To be done. Count every line of these entries that holds the word "влияние", and reply with the number only.

Information supplied.
◆ ◆ ◆ ◆ ◆ ◆ ◆

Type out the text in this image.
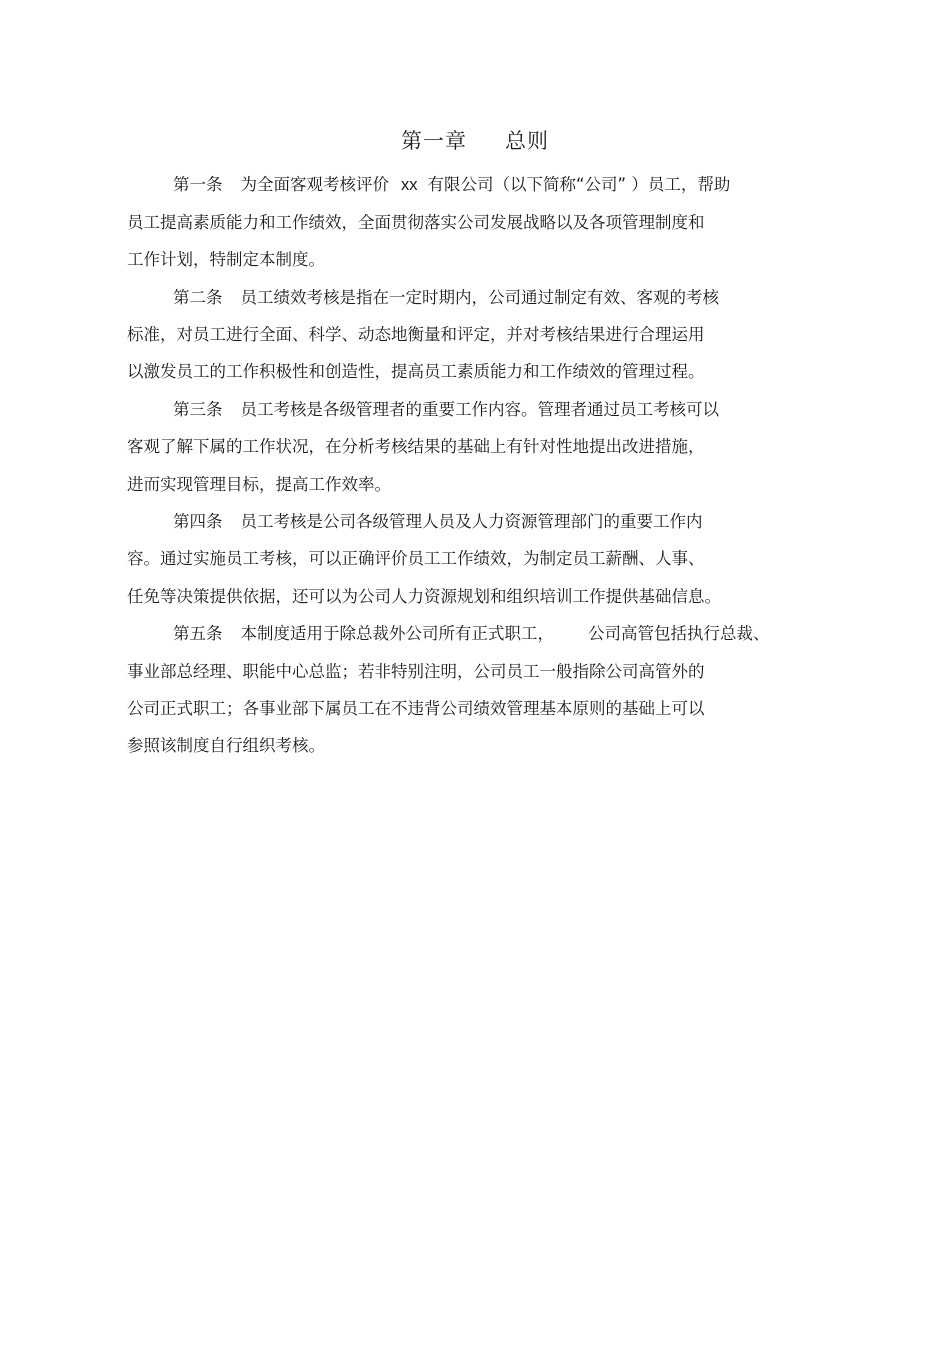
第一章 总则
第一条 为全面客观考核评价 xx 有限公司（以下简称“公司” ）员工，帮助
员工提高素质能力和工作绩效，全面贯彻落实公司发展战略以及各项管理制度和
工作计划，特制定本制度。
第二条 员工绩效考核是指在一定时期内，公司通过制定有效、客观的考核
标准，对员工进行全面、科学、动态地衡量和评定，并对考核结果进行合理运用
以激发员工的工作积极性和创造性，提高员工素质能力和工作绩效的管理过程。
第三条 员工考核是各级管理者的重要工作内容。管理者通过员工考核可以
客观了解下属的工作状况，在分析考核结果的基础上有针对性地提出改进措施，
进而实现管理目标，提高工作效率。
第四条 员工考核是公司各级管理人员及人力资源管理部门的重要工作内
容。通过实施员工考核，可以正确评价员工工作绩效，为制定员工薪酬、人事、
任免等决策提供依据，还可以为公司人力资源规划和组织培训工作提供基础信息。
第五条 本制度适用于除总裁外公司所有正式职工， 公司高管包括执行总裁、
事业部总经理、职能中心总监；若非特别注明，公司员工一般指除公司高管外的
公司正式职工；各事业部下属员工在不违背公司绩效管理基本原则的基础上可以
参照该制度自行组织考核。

◆ ◆ ◆ ◆ ◆ ◆ ◆

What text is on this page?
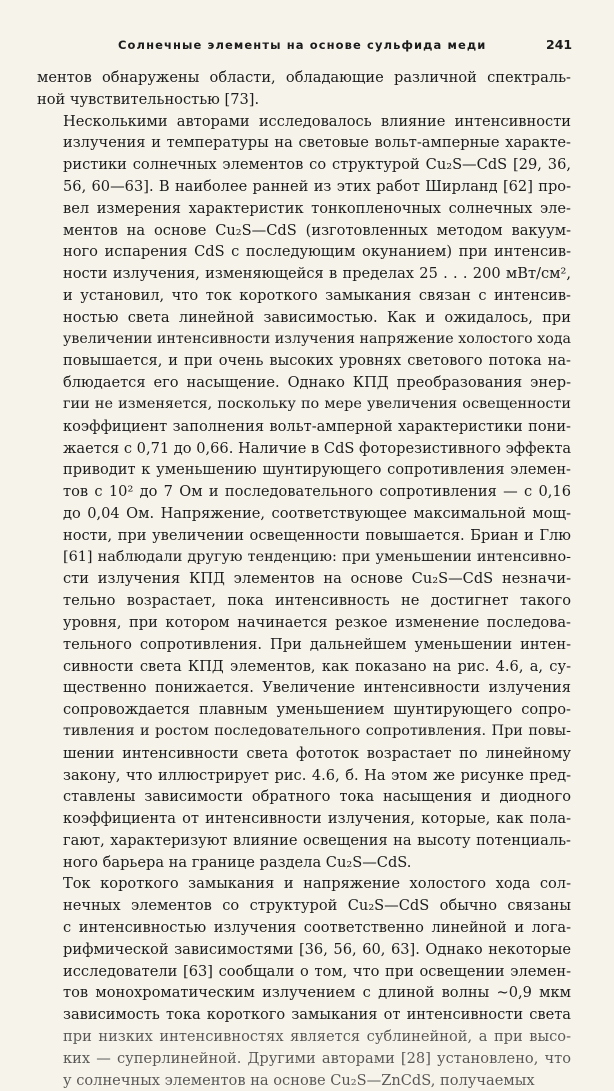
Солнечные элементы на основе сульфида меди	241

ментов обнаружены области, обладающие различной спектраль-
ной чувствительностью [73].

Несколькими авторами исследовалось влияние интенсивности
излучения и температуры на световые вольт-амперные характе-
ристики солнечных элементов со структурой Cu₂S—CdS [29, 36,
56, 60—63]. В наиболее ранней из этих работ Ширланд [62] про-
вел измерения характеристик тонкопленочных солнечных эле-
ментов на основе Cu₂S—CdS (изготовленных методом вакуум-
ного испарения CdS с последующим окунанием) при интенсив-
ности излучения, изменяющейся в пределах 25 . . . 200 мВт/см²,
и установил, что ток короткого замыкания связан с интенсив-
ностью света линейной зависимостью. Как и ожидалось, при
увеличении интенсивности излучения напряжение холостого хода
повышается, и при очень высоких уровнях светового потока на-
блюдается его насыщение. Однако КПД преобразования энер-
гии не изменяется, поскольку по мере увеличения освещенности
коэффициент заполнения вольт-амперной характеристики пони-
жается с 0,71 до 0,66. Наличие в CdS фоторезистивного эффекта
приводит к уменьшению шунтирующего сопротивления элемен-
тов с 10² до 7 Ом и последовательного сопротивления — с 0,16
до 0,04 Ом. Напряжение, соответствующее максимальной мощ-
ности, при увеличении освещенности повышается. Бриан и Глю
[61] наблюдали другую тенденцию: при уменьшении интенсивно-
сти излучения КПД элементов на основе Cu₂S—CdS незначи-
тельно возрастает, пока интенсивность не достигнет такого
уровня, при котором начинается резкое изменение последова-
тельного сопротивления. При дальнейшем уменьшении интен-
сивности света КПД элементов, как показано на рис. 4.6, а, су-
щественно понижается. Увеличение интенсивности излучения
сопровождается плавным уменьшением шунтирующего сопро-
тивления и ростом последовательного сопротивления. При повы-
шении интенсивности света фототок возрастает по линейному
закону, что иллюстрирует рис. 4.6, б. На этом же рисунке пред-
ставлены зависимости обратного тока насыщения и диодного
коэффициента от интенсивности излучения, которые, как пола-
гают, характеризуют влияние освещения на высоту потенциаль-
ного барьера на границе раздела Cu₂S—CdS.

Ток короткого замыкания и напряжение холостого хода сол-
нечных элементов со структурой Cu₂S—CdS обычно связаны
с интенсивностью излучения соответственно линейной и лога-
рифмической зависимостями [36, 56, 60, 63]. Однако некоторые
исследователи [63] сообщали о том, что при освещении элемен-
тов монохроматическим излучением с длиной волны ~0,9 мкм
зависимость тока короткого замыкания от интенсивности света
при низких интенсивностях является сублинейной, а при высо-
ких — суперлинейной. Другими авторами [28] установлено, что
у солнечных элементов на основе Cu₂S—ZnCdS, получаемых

◆ ◆ ◆ ◆ ◆ ◆ ◆

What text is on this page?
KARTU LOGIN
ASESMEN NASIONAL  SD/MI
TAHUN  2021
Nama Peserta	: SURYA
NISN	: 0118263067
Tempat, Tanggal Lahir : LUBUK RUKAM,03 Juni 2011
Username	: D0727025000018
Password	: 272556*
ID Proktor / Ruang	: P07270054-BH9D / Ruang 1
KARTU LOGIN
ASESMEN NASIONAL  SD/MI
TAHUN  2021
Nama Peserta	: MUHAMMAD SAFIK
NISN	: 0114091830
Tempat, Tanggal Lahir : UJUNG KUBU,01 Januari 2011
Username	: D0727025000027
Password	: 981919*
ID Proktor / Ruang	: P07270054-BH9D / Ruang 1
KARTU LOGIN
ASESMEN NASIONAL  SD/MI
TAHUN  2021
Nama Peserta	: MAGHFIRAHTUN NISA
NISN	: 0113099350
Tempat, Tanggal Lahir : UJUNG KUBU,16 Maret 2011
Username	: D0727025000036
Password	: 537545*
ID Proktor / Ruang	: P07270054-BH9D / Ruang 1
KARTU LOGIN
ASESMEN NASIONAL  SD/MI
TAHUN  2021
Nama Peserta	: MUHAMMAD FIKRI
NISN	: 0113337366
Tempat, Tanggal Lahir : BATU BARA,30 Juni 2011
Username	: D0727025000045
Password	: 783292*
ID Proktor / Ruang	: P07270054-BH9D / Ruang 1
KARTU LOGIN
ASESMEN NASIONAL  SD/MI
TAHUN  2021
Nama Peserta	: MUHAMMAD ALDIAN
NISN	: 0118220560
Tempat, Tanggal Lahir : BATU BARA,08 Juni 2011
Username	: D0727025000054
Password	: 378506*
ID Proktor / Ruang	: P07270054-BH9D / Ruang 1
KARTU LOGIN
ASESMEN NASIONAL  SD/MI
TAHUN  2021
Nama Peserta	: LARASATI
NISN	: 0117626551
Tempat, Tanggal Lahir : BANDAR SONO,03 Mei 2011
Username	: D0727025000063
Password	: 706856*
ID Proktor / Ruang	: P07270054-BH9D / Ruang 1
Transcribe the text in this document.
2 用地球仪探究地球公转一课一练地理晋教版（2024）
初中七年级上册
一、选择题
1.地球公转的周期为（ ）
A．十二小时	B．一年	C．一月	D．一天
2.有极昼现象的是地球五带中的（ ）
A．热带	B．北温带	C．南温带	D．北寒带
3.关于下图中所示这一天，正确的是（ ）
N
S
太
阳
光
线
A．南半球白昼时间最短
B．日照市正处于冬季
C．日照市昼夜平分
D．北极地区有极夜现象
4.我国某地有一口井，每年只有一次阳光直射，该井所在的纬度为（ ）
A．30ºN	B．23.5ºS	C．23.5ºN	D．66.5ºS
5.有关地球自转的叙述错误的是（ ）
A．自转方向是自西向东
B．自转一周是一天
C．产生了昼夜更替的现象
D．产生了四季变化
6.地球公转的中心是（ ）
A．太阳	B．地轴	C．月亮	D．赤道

◆ ◆ ◆ ◆ ◆ ◆ ◆

Written answer. 2